- The task: Would you return all of this data exactly, leaving nothing out?

-- start Supplied material --

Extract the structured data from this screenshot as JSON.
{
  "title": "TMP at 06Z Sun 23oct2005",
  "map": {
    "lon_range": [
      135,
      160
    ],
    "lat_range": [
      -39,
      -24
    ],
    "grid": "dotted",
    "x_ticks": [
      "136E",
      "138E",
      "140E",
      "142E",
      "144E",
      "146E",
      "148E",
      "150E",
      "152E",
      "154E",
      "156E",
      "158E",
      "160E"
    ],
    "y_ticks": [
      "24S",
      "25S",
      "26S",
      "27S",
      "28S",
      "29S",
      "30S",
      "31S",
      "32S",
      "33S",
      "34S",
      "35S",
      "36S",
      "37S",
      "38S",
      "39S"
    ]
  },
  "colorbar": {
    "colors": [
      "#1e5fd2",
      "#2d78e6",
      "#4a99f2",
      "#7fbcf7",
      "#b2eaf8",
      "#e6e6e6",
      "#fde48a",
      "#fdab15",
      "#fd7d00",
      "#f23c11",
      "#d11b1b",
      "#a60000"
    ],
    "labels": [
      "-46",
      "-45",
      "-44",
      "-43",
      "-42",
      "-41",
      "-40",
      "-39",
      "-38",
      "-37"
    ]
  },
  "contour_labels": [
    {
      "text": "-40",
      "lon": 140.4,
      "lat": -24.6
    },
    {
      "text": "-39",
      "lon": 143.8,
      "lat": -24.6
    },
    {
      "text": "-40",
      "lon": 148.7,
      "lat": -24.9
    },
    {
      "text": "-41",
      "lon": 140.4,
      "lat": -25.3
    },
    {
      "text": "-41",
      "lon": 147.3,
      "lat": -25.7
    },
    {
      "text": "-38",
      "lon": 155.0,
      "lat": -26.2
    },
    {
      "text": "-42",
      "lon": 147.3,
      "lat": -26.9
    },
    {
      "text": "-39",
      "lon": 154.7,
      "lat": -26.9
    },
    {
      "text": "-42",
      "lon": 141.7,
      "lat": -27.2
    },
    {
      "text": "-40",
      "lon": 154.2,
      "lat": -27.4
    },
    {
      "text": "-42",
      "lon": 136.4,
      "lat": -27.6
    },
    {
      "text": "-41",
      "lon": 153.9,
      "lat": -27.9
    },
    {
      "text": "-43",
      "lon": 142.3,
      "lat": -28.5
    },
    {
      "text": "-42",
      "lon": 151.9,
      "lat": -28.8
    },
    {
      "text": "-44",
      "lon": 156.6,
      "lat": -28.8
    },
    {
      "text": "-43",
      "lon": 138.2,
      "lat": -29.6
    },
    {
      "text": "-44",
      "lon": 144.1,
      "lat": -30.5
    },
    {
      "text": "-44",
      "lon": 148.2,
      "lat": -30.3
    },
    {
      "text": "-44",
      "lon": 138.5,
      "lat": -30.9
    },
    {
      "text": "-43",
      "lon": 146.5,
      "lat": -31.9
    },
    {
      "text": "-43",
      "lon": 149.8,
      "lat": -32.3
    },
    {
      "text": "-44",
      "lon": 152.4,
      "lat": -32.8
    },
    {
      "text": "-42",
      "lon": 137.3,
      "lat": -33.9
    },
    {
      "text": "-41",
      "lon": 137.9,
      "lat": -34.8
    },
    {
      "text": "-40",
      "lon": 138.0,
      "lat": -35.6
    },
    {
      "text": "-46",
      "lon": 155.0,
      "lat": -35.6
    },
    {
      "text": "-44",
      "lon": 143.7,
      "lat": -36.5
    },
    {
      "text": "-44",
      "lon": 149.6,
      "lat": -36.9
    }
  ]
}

-- end Supplied material --

- Reply to the task:
Extract the structured data from this screenshot as JSON.
{
  "title": "TMP at 06Z Sun 23oct2005",
  "map": {
    "lon_range": [
      135,
      160
    ],
    "lat_range": [
      -39,
      -24
    ],
    "grid": "dotted",
    "x_ticks": [
      "136E",
      "138E",
      "140E",
      "142E",
      "144E",
      "146E",
      "148E",
      "150E",
      "152E",
      "154E",
      "156E",
      "158E",
      "160E"
    ],
    "y_ticks": [
      "24S",
      "25S",
      "26S",
      "27S",
      "28S",
      "29S",
      "30S",
      "31S",
      "32S",
      "33S",
      "34S",
      "35S",
      "36S",
      "37S",
      "38S",
      "39S"
    ]
  },
  "colorbar": {
    "colors": [
      "#1e5fd2",
      "#2d78e6",
      "#4a99f2",
      "#7fbcf7",
      "#b2eaf8",
      "#e6e6e6",
      "#fde48a",
      "#fdab15",
      "#fd7d00",
      "#f23c11",
      "#d11b1b",
      "#a60000"
    ],
    "labels": [
      "-46",
      "-45",
      "-44",
      "-43",
      "-42",
      "-41",
      "-40",
      "-39",
      "-38",
      "-37"
    ]
  },
  "contour_labels": [
    {
      "text": "-40",
      "lon": 140.4,
      "lat": -24.6
    },
    {
      "text": "-39",
      "lon": 143.8,
      "lat": -24.6
    },
    {
      "text": "-40",
      "lon": 148.7,
      "lat": -24.9
    },
    {
      "text": "-41",
      "lon": 140.4,
      "lat": -25.3
    },
    {
      "text": "-41",
      "lon": 147.3,
      "lat": -25.7
    },
    {
      "text": "-38",
      "lon": 155.0,
      "lat": -26.2
    },
    {
      "text": "-42",
      "lon": 147.3,
      "lat": -26.9
    },
    {
      "text": "-39",
      "lon": 154.7,
      "lat": -26.9
    },
    {
      "text": "-42",
      "lon": 141.7,
      "lat": -27.2
    },
    {
      "text": "-40",
      "lon": 154.2,
      "lat": -27.4
    },
    {
      "text": "-42",
      "lon": 136.4,
      "lat": -27.6
    },
    {
      "text": "-41",
      "lon": 153.9,
      "lat": -27.9
    },
    {
      "text": "-43",
      "lon": 142.3,
      "lat": -28.5
    },
    {
      "text": "-42",
      "lon": 151.9,
      "lat": -28.8
    },
    {
      "text": "-44",
      "lon": 156.6,
      "lat": -28.8
    },
    {
      "text": "-43",
      "lon": 138.2,
      "lat": -29.6
    },
    {
      "text": "-44",
      "lon": 144.1,
      "lat": -30.5
    },
    {
      "text": "-44",
      "lon": 148.2,
      "lat": -30.3
    },
    {
      "text": "-44",
      "lon": 138.5,
      "lat": -30.9
    },
    {
      "text": "-43",
      "lon": 146.5,
      "lat": -31.9
    },
    {
      "text": "-43",
      "lon": 149.8,
      "lat": -32.3
    },
    {
      "text": "-44",
      "lon": 152.4,
      "lat": -32.8
    },
    {
      "text": "-42",
      "lon": 137.3,
      "lat": -33.9
    },
    {
      "text": "-41",
      "lon": 137.9,
      "lat": -34.8
    },
    {
      "text": "-40",
      "lon": 138.0,
      "lat": -35.6
    },
    {
      "text": "-46",
      "lon": 155.0,
      "lat": -35.6
    },
    {
      "text": "-44",
      "lon": 143.7,
      "lat": -36.5
    },
    {
      "text": "-44",
      "lon": 149.6,
      "lat": -36.9
    }
  ]
}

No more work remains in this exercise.